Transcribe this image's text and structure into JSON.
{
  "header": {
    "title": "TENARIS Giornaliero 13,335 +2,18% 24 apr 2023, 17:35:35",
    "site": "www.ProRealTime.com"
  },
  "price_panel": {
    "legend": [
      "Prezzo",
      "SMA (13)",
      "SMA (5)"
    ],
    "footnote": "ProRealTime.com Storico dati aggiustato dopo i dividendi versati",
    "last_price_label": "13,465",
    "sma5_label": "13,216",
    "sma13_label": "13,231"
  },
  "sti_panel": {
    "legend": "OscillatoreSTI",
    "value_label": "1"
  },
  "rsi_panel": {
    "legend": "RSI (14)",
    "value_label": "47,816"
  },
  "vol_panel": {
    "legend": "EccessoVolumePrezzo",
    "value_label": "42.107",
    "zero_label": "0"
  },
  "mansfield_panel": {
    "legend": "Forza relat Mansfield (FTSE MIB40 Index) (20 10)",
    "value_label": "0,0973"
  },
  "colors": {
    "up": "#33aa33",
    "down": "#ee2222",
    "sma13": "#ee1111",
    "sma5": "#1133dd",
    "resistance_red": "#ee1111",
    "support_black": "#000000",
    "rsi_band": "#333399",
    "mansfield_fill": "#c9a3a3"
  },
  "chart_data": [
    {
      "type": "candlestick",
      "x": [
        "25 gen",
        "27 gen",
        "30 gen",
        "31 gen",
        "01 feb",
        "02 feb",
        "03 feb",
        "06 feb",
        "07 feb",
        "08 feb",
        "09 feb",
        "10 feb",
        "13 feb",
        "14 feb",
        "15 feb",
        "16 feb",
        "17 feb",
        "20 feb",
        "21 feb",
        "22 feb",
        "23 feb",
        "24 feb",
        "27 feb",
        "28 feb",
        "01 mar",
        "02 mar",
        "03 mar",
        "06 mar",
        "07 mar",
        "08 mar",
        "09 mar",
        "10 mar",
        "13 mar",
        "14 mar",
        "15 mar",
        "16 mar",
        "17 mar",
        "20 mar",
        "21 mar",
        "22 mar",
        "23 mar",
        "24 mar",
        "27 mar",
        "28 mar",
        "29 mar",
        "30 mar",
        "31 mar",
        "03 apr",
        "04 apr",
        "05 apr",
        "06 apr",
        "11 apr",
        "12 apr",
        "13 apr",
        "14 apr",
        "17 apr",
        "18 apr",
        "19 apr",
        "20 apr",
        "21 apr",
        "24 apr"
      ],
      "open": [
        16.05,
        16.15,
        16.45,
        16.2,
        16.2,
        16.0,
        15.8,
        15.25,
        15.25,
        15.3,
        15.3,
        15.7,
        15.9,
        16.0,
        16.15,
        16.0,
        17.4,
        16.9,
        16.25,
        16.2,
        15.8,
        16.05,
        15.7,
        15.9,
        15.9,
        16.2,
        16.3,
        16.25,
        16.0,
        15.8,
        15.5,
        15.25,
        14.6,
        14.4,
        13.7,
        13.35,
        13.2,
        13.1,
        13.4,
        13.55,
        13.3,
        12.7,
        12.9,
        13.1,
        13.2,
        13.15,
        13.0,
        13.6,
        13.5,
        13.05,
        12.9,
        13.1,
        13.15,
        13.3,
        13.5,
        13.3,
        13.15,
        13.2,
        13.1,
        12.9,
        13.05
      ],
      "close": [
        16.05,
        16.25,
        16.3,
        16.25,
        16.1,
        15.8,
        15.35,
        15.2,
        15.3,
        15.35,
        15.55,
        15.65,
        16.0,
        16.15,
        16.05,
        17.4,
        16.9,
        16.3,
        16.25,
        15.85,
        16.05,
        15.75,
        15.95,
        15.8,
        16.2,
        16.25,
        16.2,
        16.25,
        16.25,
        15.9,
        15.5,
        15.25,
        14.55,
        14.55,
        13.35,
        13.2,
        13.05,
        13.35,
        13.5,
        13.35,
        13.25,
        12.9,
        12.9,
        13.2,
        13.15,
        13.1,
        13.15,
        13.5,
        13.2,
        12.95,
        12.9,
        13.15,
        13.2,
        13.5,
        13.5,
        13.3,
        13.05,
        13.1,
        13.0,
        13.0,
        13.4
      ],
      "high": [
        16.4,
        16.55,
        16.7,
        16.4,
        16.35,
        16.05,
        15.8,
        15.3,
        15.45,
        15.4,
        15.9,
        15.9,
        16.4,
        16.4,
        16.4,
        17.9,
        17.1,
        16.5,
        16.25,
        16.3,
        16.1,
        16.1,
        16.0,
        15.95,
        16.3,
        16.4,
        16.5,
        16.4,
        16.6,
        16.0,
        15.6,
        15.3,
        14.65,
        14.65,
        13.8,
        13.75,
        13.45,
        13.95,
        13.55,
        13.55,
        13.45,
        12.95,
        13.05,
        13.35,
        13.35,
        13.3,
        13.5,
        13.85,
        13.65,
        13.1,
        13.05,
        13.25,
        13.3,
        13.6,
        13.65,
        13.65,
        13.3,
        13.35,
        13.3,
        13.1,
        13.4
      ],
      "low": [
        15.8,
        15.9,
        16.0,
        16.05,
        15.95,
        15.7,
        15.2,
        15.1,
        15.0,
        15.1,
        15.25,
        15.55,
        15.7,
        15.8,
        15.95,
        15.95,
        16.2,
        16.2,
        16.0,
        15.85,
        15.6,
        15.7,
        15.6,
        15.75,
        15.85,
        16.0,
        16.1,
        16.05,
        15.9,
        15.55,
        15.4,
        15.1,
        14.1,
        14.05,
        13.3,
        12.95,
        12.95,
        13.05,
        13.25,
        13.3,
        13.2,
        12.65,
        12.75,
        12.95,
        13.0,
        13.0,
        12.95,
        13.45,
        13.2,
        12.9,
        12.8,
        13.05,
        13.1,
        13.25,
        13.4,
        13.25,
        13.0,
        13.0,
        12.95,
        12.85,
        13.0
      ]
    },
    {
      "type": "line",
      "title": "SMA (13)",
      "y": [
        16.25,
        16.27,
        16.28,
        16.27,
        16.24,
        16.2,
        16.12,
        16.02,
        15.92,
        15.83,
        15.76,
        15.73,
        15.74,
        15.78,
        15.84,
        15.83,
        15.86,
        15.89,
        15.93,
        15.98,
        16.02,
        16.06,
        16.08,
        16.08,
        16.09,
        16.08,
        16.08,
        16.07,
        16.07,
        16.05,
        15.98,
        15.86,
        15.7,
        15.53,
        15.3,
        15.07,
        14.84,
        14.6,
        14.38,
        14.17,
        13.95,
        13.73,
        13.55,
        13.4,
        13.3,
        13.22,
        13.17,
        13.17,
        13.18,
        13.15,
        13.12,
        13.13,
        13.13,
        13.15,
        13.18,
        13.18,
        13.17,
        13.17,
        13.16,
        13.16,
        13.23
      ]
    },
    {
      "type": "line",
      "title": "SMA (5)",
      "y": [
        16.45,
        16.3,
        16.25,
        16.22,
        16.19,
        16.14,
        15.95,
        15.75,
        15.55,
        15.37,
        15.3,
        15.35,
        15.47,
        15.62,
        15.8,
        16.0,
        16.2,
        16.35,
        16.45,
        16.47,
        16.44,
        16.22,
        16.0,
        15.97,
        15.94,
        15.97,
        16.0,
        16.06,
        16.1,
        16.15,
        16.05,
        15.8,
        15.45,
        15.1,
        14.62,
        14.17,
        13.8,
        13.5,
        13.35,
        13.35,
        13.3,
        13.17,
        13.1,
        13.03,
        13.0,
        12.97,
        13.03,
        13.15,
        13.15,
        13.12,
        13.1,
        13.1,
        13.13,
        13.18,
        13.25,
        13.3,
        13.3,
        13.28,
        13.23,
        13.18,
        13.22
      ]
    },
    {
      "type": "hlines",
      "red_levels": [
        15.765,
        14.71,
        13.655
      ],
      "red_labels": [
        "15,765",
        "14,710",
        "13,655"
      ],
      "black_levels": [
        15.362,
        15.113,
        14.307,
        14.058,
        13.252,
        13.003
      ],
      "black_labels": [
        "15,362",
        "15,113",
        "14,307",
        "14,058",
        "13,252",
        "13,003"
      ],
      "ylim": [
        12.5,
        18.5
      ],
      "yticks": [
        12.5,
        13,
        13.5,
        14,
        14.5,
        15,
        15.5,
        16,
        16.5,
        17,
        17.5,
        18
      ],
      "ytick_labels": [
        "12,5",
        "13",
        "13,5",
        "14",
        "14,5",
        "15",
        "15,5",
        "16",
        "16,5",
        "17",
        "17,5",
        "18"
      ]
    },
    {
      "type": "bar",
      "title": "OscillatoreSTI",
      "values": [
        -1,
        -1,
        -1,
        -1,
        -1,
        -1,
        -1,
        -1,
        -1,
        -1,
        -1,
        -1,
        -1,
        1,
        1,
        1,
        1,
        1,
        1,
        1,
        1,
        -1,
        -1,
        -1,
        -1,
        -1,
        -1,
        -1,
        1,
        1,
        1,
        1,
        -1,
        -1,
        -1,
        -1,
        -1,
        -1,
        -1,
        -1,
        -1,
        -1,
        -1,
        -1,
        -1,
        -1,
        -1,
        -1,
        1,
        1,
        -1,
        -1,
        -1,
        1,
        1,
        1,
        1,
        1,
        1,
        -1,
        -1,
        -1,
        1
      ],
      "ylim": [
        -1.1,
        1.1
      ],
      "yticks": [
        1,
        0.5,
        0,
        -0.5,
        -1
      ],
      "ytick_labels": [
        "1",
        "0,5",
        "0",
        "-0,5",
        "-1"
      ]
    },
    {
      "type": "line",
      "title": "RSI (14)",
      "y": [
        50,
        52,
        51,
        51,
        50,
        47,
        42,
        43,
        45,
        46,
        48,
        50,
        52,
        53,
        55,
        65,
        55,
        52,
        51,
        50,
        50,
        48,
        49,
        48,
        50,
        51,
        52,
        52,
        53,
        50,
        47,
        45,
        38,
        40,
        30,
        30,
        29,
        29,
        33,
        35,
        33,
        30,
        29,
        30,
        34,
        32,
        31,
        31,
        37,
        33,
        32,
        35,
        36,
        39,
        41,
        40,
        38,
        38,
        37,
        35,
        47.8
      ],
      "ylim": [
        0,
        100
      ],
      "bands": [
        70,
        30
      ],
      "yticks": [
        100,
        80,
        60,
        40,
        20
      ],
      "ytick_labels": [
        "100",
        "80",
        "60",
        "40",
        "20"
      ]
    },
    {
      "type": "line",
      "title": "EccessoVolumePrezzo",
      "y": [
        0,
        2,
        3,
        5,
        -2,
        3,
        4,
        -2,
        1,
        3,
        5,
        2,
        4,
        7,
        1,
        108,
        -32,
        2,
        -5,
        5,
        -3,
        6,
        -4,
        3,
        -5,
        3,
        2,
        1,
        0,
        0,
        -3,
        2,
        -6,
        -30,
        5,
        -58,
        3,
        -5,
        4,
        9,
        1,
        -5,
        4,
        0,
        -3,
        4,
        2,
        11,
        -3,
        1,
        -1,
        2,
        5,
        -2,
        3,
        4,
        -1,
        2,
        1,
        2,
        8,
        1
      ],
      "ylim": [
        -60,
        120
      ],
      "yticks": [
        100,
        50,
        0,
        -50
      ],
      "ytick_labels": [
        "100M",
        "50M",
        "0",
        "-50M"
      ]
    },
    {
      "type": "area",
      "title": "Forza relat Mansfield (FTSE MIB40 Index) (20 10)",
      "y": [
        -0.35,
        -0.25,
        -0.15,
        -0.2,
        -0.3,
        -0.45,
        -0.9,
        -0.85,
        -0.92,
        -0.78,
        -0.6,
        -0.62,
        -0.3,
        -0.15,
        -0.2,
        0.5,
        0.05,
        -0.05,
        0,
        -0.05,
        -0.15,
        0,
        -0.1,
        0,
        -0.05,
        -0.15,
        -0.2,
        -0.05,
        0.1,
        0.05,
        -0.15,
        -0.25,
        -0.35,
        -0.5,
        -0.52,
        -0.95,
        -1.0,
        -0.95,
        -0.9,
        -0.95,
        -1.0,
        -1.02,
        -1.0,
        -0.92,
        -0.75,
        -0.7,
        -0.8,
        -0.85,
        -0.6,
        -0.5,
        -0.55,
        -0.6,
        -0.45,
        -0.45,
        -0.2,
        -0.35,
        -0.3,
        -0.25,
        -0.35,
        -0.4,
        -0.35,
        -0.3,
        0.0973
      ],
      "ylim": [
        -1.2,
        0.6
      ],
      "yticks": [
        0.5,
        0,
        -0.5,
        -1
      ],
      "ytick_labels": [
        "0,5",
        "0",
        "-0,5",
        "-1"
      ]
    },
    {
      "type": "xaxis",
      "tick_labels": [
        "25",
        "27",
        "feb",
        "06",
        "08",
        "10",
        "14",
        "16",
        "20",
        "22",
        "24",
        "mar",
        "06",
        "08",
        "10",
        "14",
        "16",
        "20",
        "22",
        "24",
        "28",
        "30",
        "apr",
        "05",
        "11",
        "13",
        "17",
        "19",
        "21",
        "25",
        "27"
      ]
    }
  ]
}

Task goal:
Show every line above in which the word "FTSE" occurs.

Answer for the task:
    "legend": "Forza relat Mansfield (FTSE MIB40 Index) (20 10)",
      "title": "Forza relat Mansfield (FTSE MIB40 Index) (20 10)",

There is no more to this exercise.